**Instruction**
Print the full listing exactly.

▼

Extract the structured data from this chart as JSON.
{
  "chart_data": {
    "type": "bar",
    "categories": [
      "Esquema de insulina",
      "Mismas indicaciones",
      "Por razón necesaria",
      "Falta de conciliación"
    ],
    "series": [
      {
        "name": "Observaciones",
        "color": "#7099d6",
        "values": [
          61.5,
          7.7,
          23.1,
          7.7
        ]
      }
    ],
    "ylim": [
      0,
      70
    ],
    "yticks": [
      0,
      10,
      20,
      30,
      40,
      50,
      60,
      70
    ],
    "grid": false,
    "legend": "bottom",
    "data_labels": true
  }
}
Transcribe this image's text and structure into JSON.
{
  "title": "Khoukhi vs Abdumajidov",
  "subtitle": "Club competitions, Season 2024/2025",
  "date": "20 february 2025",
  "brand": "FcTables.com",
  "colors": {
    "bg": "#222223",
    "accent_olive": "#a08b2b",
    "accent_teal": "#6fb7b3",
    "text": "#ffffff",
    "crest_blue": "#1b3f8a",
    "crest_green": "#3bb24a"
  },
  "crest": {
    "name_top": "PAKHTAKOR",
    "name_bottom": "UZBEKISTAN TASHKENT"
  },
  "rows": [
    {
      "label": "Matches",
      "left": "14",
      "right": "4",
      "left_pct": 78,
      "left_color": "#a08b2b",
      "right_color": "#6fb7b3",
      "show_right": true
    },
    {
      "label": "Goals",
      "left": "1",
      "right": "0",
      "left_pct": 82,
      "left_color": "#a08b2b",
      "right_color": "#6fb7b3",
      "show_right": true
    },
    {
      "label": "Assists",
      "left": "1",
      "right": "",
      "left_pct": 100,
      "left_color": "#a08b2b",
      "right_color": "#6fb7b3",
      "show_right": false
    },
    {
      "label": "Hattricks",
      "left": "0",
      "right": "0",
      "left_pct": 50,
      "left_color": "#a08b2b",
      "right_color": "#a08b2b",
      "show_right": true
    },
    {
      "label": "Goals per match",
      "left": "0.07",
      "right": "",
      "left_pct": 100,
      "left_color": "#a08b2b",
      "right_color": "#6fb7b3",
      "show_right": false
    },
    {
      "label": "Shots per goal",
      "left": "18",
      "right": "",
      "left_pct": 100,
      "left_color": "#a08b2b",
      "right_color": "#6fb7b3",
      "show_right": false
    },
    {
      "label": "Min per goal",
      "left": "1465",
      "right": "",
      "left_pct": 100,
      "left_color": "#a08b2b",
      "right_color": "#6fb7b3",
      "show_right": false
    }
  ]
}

▲

**Task response**
Extract the structured data from this chart as JSON.
{
  "chart_data": {
    "type": "bar",
    "categories": [
      "Esquema de insulina",
      "Mismas indicaciones",
      "Por razón necesaria",
      "Falta de conciliación"
    ],
    "series": [
      {
        "name": "Observaciones",
        "color": "#7099d6",
        "values": [
          61.5,
          7.7,
          23.1,
          7.7
        ]
      }
    ],
    "ylim": [
      0,
      70
    ],
    "yticks": [
      0,
      10,
      20,
      30,
      40,
      50,
      60,
      70
    ],
    "grid": false,
    "legend": "bottom",
    "data_labels": true
  }
}
Transcribe this image's text and structure into JSON.
{
  "title": "Khoukhi vs Abdumajidov",
  "subtitle": "Club competitions, Season 2024/2025",
  "date": "20 february 2025",
  "brand": "FcTables.com",
  "colors": {
    "bg": "#222223",
    "accent_olive": "#a08b2b",
    "accent_teal": "#6fb7b3",
    "text": "#ffffff",
    "crest_blue": "#1b3f8a",
    "crest_green": "#3bb24a"
  },
  "crest": {
    "name_top": "PAKHTAKOR",
    "name_bottom": "UZBEKISTAN TASHKENT"
  },
  "rows": [
    {
      "label": "Matches",
      "left": "14",
      "right": "4",
      "left_pct": 78,
      "left_color": "#a08b2b",
      "right_color": "#6fb7b3",
      "show_right": true
    },
    {
      "label": "Goals",
      "left": "1",
      "right": "0",
      "left_pct": 82,
      "left_color": "#a08b2b",
      "right_color": "#6fb7b3",
      "show_right": true
    },
    {
      "label": "Assists",
      "left": "1",
      "right": "",
      "left_pct": 100,
      "left_color": "#a08b2b",
      "right_color": "#6fb7b3",
      "show_right": false
    },
    {
      "label": "Hattricks",
      "left": "0",
      "right": "0",
      "left_pct": 50,
      "left_color": "#a08b2b",
      "right_color": "#a08b2b",
      "show_right": true
    },
    {
      "label": "Goals per match",
      "left": "0.07",
      "right": "",
      "left_pct": 100,
      "left_color": "#a08b2b",
      "right_color": "#6fb7b3",
      "show_right": false
    },
    {
      "label": "Shots per goal",
      "left": "18",
      "right": "",
      "left_pct": 100,
      "left_color": "#a08b2b",
      "right_color": "#6fb7b3",
      "show_right": false
    },
    {
      "label": "Min per goal",
      "left": "1465",
      "right": "",
      "left_pct": 100,
      "left_color": "#a08b2b",
      "right_color": "#6fb7b3",
      "show_right": false
    }
  ]
}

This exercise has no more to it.